__Given task__. Report all lines holding "totalspread".

** Begin **

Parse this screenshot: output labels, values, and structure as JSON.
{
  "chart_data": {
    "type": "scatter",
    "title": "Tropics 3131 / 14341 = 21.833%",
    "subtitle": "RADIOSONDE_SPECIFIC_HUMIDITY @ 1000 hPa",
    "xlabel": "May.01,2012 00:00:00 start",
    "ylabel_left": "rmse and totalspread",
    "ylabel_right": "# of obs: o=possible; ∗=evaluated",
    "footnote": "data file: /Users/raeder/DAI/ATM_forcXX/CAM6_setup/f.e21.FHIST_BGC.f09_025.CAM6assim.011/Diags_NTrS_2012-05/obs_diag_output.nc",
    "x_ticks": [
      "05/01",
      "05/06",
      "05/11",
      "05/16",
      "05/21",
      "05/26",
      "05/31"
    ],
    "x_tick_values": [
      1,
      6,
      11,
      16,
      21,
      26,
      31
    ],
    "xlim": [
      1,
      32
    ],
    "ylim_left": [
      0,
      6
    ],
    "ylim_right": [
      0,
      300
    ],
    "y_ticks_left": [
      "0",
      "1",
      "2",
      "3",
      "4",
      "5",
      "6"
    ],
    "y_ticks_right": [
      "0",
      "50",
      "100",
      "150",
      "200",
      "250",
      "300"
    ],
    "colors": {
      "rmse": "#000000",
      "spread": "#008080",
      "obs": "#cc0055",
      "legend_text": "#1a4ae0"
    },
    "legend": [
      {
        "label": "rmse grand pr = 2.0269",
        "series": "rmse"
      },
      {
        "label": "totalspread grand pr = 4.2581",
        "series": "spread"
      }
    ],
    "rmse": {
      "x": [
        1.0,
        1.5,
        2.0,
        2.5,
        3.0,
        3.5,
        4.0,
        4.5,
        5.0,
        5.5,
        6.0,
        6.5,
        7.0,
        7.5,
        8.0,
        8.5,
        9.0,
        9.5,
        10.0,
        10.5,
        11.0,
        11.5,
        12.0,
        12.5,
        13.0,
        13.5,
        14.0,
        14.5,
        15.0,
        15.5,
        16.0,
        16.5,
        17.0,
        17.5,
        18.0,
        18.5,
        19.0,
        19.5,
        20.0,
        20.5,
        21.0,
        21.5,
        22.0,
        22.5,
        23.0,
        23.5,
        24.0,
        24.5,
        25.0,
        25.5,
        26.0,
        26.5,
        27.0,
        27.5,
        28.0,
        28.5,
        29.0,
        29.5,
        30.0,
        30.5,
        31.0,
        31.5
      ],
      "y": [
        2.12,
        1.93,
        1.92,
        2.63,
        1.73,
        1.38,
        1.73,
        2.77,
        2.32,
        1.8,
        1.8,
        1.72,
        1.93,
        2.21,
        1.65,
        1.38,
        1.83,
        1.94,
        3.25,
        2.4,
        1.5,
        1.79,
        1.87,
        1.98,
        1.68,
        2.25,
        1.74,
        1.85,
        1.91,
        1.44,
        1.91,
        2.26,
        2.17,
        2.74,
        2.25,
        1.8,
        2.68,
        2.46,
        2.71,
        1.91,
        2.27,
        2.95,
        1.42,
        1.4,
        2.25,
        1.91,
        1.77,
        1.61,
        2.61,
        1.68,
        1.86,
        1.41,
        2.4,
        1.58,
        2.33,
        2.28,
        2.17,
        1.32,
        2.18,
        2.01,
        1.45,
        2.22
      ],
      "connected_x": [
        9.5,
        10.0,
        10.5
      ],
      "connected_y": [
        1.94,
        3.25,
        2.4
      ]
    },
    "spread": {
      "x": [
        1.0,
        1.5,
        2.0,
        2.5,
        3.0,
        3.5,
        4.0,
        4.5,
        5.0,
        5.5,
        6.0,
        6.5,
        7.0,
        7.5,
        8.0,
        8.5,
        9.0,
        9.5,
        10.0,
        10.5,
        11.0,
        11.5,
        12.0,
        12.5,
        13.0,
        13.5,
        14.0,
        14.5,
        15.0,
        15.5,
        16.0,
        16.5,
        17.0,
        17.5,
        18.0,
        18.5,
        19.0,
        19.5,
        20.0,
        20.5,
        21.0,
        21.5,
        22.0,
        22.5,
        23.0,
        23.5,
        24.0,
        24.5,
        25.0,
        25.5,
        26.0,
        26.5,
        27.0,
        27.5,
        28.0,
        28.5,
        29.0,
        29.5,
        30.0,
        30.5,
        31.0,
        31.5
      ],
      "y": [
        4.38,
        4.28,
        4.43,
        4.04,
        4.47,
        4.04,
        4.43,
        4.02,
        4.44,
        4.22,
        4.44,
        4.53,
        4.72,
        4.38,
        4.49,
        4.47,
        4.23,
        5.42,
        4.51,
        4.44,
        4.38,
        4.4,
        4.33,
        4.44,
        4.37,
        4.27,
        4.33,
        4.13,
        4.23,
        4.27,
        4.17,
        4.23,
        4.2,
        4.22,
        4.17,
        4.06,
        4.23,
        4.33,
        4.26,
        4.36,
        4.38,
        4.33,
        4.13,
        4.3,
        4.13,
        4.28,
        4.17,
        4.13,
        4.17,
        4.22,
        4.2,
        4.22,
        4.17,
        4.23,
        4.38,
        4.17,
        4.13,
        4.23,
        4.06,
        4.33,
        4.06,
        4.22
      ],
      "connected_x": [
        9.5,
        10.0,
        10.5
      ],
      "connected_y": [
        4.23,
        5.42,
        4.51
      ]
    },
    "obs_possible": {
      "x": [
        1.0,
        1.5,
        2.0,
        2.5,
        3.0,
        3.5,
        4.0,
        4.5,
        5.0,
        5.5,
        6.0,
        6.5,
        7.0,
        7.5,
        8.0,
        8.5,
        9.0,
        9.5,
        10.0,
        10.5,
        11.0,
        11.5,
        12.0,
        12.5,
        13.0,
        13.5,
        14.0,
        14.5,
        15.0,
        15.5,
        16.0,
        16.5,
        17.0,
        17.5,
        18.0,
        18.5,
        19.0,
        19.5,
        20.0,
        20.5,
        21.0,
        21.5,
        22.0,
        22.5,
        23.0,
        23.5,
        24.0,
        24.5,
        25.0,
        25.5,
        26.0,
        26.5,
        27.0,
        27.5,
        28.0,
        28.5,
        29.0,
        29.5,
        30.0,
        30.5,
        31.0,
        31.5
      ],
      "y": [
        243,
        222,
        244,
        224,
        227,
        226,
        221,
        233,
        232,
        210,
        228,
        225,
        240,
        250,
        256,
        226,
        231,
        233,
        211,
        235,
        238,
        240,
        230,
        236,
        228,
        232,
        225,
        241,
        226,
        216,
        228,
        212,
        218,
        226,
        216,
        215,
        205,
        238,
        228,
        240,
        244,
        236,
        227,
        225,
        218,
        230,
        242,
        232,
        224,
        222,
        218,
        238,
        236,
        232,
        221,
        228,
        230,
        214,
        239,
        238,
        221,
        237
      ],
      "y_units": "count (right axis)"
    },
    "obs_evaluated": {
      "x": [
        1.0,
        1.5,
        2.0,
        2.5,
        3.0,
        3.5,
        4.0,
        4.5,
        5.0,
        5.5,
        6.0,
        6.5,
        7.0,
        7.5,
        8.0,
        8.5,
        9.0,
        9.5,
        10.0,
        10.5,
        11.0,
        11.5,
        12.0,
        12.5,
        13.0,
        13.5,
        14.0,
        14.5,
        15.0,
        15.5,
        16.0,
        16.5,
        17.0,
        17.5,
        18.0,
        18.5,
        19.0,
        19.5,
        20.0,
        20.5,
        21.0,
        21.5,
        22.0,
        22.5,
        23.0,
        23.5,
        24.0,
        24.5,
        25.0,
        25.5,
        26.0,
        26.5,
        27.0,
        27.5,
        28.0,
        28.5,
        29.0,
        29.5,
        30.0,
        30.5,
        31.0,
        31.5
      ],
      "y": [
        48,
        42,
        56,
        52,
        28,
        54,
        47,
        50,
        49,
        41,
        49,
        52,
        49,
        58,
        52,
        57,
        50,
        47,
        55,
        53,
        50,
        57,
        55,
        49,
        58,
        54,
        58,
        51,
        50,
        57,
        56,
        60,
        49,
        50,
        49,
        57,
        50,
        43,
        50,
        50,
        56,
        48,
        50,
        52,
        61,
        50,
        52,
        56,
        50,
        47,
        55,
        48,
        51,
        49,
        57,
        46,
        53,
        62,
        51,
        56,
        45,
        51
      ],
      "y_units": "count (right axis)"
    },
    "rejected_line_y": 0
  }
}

** End **

__Result__.
    "ylabel_left": "rmse and totalspread",
        "label": "totalspread grand pr = 4.2581",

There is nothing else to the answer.